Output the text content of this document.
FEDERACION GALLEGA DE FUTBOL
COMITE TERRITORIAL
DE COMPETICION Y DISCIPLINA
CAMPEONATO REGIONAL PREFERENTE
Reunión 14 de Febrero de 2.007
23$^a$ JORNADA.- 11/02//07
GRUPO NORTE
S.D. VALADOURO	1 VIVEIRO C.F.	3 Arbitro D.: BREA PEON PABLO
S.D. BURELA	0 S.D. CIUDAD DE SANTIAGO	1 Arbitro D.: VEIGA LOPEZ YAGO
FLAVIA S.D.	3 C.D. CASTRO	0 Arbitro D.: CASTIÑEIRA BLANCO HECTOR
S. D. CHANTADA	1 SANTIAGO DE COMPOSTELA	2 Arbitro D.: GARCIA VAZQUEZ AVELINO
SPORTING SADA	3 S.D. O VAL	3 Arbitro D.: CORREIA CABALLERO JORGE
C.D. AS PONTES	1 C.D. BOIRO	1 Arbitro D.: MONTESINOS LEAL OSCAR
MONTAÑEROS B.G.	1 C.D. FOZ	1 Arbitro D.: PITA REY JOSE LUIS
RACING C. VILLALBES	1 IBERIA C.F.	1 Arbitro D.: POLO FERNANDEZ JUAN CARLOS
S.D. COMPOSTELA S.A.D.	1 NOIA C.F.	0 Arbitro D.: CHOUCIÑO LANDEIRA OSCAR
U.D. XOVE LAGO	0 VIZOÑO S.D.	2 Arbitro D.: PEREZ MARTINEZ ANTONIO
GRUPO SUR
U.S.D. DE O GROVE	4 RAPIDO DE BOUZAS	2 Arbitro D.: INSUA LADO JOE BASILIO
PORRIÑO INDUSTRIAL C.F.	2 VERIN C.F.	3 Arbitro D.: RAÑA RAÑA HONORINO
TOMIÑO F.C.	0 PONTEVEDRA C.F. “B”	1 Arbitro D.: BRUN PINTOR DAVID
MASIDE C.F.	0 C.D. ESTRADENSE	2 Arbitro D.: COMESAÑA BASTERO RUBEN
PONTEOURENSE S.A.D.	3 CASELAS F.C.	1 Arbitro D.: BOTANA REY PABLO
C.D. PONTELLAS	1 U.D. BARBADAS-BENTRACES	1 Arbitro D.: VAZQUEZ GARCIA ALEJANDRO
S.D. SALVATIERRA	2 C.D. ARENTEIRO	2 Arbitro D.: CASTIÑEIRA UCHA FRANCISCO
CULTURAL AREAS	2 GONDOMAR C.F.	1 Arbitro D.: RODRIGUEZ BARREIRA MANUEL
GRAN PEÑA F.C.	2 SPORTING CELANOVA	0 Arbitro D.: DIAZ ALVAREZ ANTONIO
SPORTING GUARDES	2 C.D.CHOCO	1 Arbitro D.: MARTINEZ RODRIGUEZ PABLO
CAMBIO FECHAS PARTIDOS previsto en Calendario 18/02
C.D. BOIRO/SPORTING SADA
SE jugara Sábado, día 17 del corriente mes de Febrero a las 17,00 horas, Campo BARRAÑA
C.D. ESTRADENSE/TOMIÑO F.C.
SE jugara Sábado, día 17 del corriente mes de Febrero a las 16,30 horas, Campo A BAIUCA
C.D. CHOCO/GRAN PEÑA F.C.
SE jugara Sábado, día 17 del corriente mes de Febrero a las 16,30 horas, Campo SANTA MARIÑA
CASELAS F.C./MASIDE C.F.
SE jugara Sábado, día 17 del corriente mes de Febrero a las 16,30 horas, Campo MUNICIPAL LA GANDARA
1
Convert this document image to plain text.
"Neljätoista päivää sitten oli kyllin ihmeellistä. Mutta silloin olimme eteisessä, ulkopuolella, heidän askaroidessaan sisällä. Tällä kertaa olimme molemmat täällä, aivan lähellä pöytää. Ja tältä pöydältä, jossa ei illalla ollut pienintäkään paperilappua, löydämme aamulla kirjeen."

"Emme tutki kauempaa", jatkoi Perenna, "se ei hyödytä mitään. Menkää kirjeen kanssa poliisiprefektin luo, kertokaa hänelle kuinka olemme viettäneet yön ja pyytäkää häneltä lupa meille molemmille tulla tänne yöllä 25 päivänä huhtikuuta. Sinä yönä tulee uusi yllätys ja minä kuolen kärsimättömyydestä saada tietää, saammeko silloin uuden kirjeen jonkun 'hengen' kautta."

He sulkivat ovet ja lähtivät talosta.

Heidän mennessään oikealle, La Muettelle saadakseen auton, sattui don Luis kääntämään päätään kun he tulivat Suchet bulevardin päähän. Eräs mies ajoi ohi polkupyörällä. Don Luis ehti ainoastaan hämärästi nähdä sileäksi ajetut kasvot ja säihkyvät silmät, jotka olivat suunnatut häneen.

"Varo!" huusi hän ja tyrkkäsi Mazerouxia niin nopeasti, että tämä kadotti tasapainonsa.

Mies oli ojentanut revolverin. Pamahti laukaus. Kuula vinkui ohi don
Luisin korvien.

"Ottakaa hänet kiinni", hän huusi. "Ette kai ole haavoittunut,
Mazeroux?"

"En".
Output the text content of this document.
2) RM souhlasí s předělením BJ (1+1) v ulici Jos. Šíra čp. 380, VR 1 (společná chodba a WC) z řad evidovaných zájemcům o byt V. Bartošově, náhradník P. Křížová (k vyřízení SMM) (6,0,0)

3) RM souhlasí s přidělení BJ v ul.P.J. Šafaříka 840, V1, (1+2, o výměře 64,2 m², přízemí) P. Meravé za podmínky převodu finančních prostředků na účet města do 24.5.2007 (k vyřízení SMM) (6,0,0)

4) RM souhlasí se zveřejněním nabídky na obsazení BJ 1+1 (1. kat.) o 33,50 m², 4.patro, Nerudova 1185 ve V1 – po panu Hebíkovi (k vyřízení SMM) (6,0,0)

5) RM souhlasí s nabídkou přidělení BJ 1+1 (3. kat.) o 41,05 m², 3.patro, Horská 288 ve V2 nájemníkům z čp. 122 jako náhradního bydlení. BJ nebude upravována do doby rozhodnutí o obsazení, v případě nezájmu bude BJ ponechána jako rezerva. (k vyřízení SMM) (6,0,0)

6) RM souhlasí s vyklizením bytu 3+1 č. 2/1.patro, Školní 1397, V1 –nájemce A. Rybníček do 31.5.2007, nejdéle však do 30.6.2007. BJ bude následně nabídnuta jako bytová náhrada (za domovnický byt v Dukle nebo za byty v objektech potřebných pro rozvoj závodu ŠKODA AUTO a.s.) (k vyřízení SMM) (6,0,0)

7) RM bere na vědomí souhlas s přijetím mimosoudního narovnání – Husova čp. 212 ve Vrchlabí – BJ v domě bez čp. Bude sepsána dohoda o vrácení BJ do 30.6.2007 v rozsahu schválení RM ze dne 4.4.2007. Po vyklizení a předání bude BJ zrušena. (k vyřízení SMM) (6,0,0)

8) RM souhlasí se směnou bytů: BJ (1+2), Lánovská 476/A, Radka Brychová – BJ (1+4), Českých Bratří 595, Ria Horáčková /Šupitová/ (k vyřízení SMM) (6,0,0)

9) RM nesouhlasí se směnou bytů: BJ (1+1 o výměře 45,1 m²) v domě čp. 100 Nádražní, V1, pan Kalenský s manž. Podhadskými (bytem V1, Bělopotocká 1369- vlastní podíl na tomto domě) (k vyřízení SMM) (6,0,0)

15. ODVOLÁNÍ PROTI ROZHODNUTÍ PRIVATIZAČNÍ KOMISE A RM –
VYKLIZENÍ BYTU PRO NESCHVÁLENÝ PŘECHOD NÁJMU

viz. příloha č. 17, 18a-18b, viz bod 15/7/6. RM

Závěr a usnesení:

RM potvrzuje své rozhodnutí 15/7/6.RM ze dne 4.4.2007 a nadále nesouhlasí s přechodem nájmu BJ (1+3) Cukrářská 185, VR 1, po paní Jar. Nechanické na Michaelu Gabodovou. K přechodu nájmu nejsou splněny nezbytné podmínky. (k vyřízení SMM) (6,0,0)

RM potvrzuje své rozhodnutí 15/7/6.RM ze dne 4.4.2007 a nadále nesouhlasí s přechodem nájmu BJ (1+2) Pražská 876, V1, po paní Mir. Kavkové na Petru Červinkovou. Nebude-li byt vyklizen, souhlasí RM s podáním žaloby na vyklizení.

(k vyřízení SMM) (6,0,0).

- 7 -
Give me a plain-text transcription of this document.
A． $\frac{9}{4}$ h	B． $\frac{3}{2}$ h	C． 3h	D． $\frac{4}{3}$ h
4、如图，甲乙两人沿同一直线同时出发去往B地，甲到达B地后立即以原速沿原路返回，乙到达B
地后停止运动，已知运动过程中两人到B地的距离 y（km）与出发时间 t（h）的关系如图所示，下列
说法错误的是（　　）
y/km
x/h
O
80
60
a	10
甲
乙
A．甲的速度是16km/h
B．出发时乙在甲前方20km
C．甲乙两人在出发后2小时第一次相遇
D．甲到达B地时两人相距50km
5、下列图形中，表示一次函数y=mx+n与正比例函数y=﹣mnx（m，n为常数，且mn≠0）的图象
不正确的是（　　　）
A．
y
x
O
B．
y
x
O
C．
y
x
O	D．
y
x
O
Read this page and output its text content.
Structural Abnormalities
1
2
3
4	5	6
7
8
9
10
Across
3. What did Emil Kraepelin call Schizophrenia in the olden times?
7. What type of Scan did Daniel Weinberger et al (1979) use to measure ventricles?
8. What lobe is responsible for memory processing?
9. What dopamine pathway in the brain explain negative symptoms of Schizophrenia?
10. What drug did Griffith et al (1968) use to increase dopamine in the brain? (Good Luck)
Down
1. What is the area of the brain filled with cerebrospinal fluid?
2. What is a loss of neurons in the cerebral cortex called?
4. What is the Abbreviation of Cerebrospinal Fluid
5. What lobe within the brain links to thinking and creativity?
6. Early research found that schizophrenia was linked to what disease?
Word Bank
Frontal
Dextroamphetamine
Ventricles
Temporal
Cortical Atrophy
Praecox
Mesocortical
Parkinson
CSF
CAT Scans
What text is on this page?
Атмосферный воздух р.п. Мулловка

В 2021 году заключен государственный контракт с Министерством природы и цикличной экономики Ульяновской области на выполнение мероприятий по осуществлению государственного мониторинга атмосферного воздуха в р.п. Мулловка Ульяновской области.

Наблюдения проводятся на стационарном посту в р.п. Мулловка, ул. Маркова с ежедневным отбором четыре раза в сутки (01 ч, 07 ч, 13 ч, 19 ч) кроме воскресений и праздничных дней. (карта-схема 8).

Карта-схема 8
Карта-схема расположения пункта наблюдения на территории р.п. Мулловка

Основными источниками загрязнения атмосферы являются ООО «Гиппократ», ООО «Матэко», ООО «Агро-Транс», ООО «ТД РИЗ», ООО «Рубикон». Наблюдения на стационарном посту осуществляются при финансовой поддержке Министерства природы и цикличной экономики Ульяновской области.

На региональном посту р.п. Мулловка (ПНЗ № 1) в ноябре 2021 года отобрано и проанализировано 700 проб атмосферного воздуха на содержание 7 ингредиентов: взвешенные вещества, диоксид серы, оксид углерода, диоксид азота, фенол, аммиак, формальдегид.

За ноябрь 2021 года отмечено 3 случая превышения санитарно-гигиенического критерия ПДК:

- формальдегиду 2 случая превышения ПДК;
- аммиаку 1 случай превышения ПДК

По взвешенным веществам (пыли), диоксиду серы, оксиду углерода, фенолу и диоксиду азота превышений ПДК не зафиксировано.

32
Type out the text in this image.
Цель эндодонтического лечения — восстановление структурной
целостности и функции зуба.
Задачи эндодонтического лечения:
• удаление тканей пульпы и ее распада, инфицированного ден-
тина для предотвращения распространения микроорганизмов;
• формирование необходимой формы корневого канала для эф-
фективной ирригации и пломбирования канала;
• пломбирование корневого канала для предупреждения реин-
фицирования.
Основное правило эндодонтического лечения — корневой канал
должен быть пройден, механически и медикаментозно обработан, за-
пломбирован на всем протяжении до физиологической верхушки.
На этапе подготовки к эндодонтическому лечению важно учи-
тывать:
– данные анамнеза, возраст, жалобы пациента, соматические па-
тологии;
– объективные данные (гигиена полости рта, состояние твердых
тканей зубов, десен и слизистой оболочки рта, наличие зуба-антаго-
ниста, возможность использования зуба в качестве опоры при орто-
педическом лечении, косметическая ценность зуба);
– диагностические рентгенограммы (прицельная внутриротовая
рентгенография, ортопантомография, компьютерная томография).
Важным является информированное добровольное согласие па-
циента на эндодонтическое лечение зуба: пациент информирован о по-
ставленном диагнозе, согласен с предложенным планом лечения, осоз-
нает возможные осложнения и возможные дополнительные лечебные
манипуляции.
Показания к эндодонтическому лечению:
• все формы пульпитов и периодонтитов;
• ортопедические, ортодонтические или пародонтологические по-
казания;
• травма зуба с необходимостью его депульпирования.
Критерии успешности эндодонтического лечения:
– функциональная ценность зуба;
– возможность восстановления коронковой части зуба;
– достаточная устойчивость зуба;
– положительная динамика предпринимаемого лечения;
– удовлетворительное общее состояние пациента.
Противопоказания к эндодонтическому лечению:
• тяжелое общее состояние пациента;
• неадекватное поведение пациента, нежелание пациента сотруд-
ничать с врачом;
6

┄┄┄┄┄┄┄┄┄┄

◆ What you need to do
Search the entries for the word "document" and gather every line where it appears.

◆ Exercise result
Output the text content of this document.
Convert this document image to plain text.
Output the text content of this document.
Give me a plain-text transcription of this document.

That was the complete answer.